**WRITTEN EXERCISE:**
Review the listing and copy each line that holds the word "JSON".

++++++++++

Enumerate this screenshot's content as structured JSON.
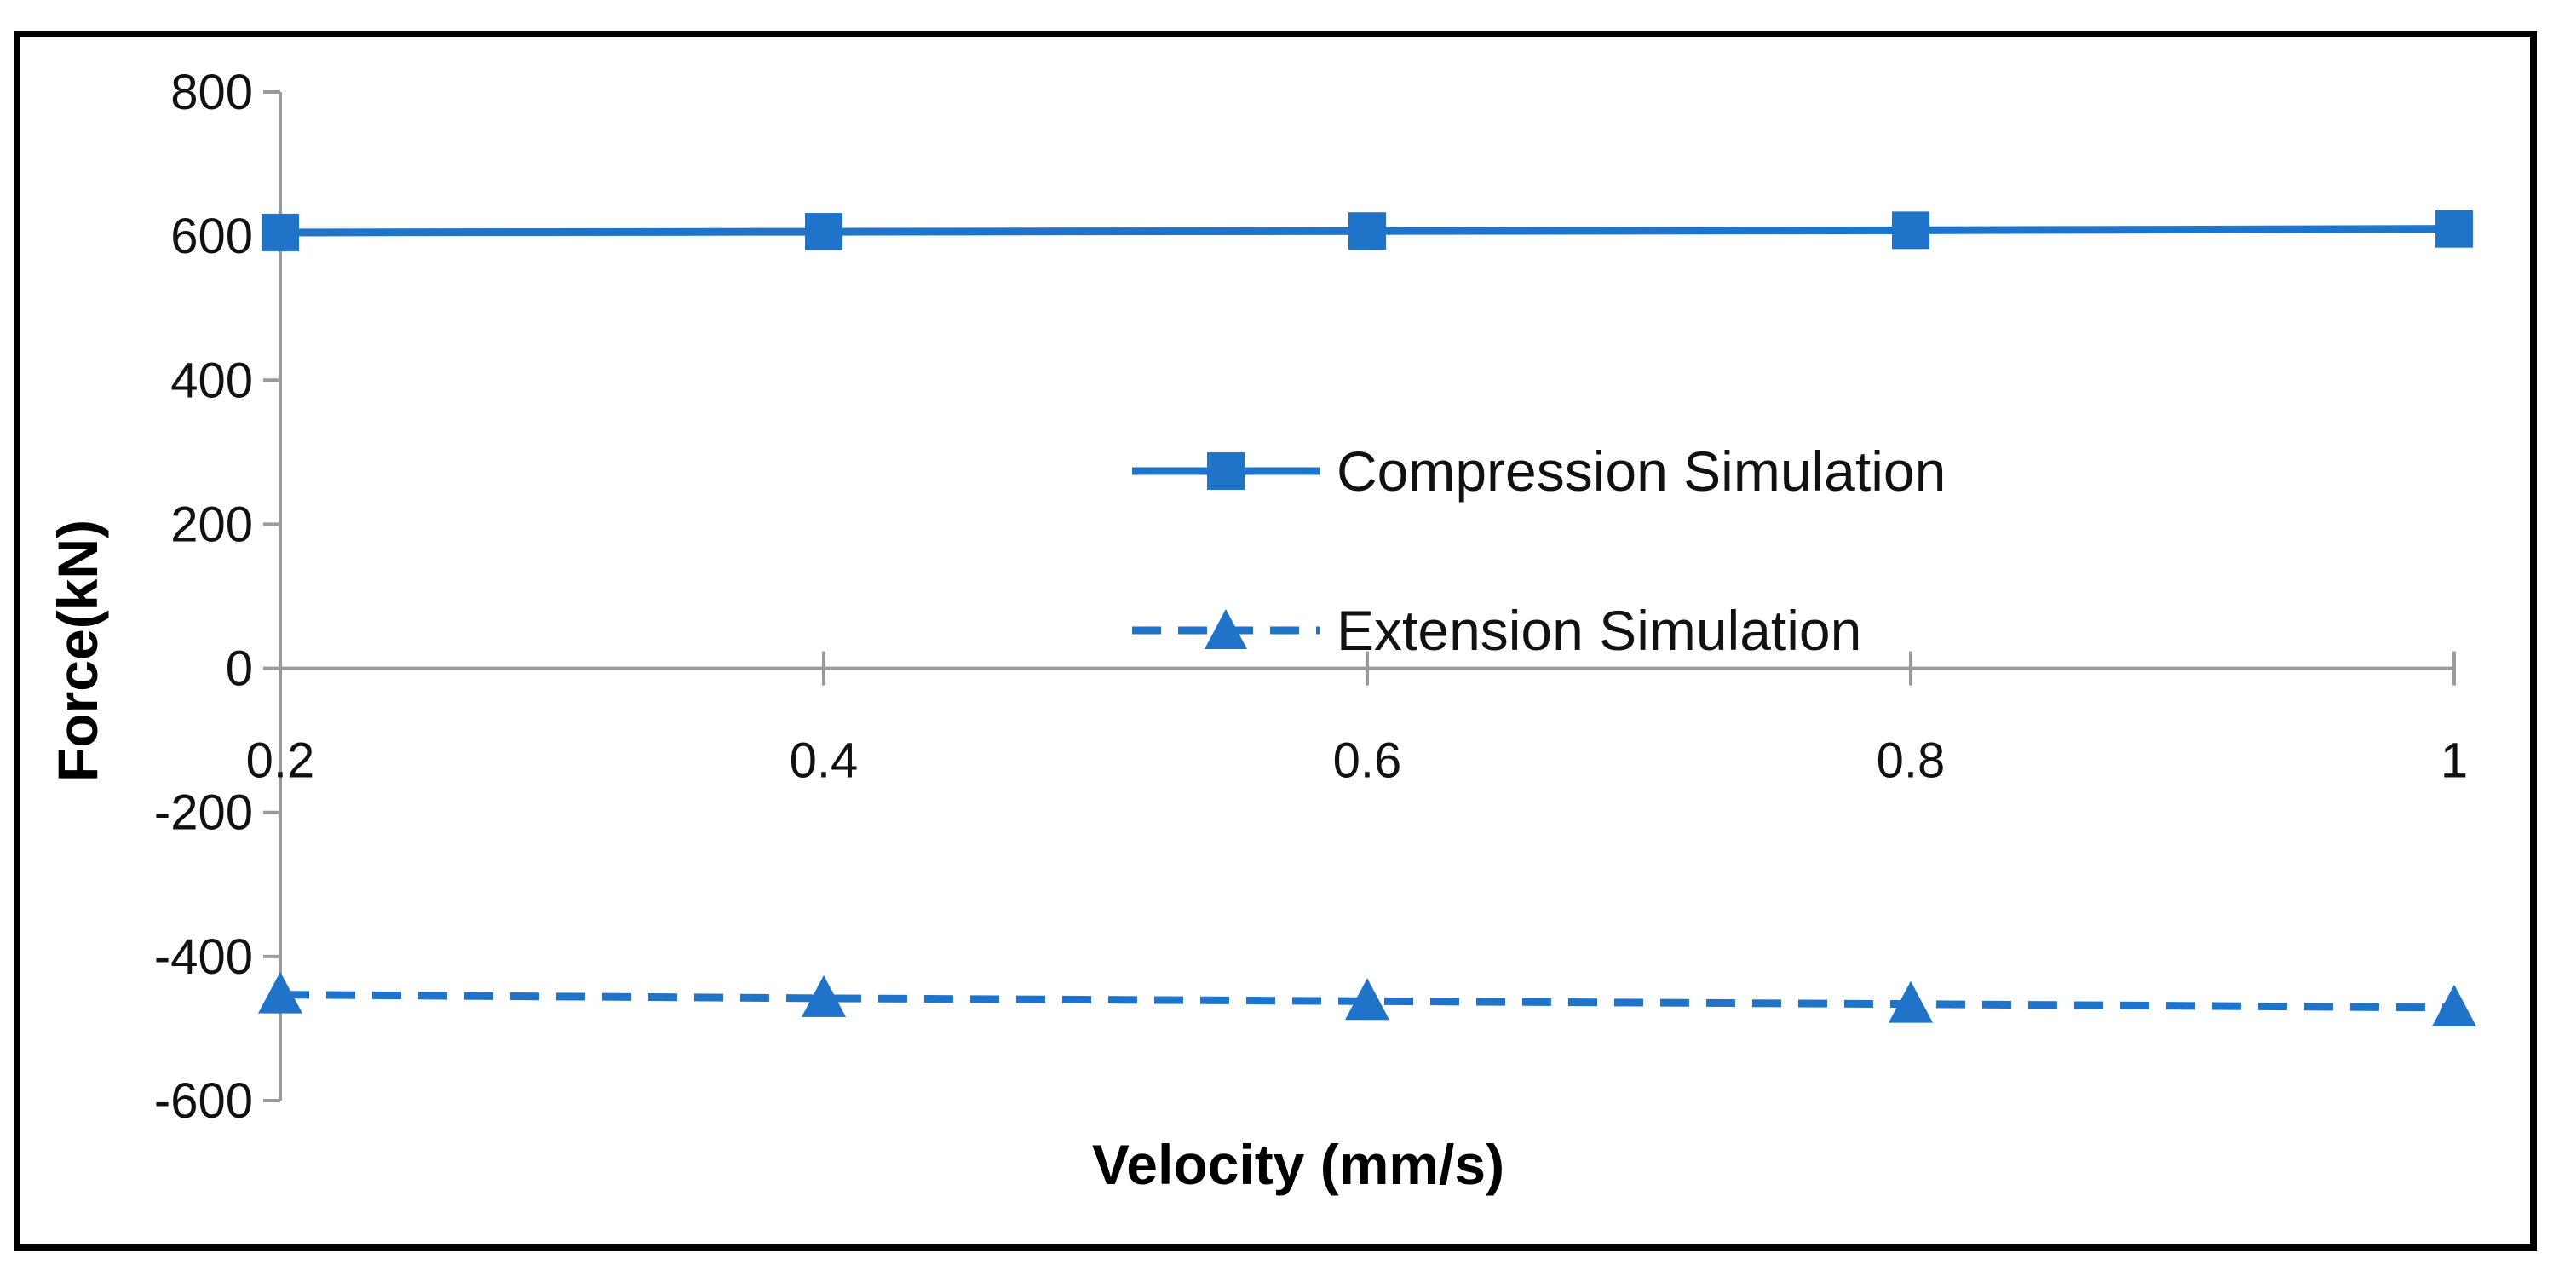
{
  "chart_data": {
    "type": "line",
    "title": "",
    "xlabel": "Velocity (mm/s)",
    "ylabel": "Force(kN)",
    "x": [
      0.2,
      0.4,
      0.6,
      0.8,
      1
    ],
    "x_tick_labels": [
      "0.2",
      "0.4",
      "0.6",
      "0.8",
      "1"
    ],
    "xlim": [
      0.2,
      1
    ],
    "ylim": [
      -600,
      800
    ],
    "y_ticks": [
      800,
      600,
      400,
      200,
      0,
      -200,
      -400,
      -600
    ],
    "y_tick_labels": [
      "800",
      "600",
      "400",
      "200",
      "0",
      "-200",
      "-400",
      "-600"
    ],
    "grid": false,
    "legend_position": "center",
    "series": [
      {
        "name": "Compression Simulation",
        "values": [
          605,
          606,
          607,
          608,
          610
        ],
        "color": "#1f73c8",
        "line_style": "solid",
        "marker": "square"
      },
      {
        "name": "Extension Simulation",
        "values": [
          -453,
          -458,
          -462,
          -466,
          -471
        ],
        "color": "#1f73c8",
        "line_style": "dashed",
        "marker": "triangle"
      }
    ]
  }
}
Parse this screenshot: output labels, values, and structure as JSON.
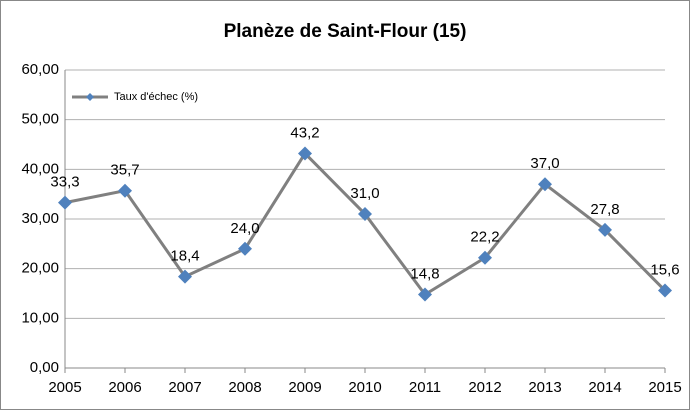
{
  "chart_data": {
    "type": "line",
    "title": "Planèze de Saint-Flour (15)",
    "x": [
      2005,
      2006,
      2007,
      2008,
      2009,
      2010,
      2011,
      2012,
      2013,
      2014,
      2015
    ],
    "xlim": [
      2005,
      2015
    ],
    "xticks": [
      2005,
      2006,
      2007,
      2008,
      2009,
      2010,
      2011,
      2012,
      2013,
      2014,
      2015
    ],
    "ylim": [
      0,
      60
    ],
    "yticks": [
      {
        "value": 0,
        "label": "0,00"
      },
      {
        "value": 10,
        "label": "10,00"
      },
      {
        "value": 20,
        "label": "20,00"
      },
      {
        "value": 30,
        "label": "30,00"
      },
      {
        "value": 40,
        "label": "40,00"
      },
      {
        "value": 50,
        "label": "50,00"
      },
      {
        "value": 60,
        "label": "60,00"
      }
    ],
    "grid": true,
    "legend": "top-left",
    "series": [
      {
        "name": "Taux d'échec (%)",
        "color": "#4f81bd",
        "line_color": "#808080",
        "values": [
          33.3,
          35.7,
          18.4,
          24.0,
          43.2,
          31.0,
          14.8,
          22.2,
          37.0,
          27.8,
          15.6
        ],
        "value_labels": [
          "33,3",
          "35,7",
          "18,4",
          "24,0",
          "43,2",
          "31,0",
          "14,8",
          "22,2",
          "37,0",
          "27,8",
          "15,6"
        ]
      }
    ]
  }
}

++++++++++

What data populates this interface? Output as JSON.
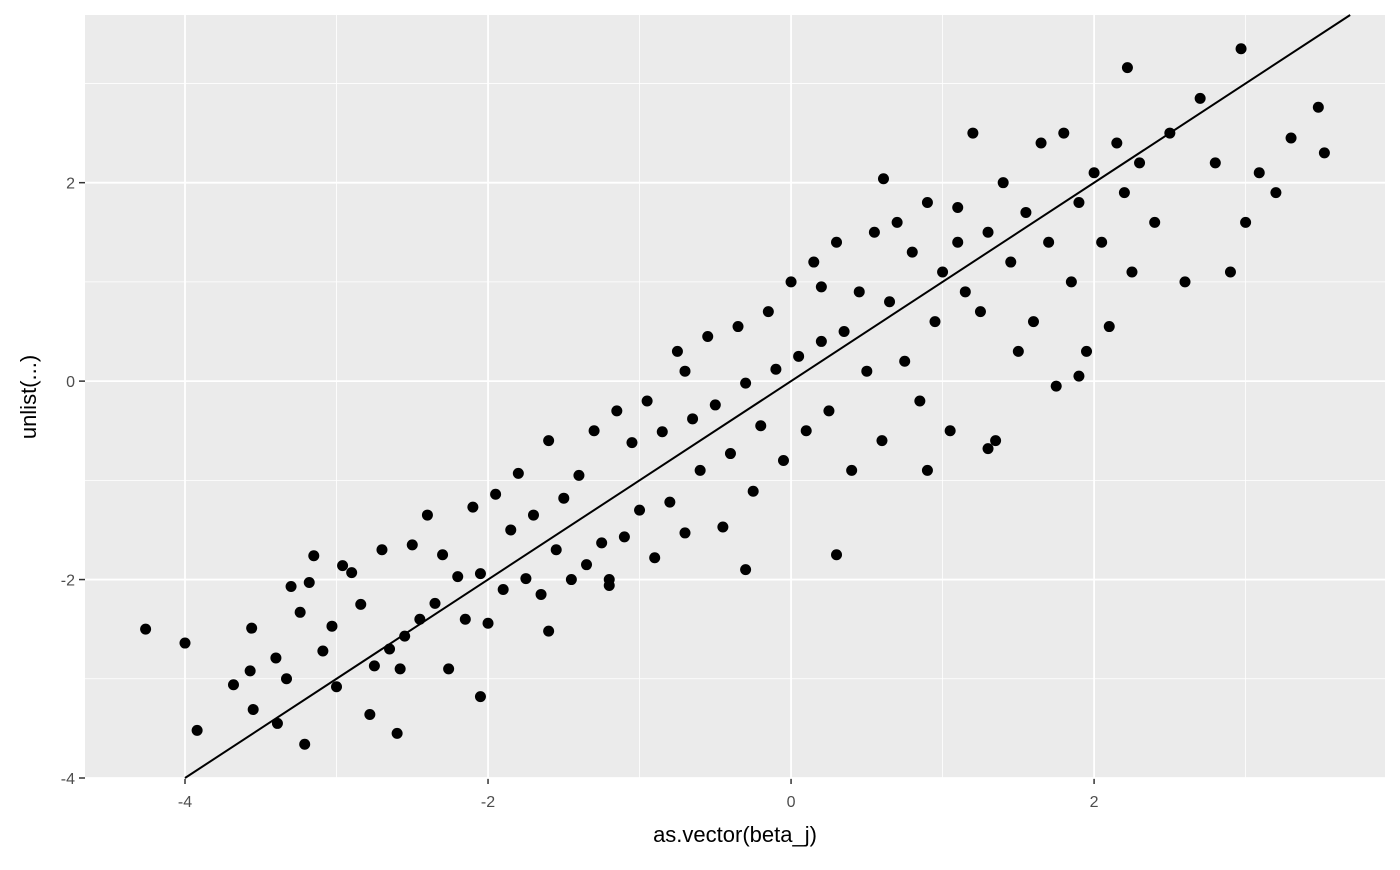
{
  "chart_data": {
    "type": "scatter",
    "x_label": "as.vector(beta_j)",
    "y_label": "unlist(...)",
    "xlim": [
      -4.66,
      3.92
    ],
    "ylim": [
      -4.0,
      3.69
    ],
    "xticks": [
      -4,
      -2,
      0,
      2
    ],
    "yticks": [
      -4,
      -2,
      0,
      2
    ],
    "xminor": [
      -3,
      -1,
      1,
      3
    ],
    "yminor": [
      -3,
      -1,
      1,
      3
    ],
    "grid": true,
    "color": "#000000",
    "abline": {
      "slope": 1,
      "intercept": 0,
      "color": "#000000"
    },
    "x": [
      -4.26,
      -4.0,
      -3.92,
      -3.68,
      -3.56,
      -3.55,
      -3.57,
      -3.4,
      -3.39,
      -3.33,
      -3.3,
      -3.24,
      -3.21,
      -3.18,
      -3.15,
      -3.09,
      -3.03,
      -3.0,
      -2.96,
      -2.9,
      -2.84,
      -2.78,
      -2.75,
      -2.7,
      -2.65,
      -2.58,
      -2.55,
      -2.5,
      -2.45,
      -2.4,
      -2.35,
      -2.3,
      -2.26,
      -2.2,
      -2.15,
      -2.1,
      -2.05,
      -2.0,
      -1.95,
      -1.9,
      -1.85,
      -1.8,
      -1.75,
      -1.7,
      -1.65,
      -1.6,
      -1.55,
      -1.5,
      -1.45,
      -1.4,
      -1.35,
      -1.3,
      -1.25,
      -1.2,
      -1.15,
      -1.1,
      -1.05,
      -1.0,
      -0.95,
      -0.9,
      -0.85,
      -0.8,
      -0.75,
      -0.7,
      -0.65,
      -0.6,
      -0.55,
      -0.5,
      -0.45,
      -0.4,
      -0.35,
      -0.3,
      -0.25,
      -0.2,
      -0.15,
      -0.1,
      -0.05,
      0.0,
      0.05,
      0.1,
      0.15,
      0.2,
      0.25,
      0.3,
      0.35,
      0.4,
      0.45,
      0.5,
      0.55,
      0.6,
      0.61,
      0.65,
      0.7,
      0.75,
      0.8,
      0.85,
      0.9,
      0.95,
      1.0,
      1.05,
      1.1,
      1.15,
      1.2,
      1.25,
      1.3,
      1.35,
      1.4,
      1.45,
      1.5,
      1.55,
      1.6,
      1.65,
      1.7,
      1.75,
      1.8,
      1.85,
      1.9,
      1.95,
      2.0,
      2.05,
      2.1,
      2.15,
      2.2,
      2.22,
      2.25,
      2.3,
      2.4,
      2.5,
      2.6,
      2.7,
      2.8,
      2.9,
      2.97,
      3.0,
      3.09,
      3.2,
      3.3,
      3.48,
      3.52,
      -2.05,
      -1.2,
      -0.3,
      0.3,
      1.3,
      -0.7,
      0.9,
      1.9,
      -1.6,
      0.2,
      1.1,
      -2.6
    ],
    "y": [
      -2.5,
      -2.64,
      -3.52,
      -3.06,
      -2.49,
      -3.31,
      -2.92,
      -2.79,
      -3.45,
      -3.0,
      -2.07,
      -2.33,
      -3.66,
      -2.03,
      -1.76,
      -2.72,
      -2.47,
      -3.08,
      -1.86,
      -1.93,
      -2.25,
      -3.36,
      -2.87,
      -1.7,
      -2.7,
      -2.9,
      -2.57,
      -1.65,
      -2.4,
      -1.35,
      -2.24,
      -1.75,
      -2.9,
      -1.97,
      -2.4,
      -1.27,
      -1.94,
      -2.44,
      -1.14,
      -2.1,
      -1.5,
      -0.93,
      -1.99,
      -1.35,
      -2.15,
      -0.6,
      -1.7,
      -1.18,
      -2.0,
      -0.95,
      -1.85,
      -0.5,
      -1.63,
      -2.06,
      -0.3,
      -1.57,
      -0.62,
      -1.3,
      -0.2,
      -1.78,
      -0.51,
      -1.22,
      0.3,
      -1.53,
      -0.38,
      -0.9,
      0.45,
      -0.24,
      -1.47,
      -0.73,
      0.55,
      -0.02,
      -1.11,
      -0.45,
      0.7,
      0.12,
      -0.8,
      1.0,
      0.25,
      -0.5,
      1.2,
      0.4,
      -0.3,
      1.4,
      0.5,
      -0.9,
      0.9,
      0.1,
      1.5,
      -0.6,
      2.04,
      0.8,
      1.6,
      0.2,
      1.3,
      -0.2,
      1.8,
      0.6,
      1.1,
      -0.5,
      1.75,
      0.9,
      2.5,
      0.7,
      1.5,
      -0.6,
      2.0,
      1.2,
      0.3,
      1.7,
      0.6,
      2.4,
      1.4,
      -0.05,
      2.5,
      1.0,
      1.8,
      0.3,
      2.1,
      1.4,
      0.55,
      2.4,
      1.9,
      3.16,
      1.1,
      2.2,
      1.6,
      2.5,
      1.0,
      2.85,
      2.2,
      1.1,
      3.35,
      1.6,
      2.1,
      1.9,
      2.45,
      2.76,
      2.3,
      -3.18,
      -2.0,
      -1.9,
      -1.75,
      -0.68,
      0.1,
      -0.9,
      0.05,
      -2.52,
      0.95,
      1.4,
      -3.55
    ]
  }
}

++++++++++

**RIGHT ANSWER:**
Enumerate this screenshot's content as structured JSON.
Parse this screenshot: output labels, values, and structure as JSON.
What data populates this interface? Output as JSON.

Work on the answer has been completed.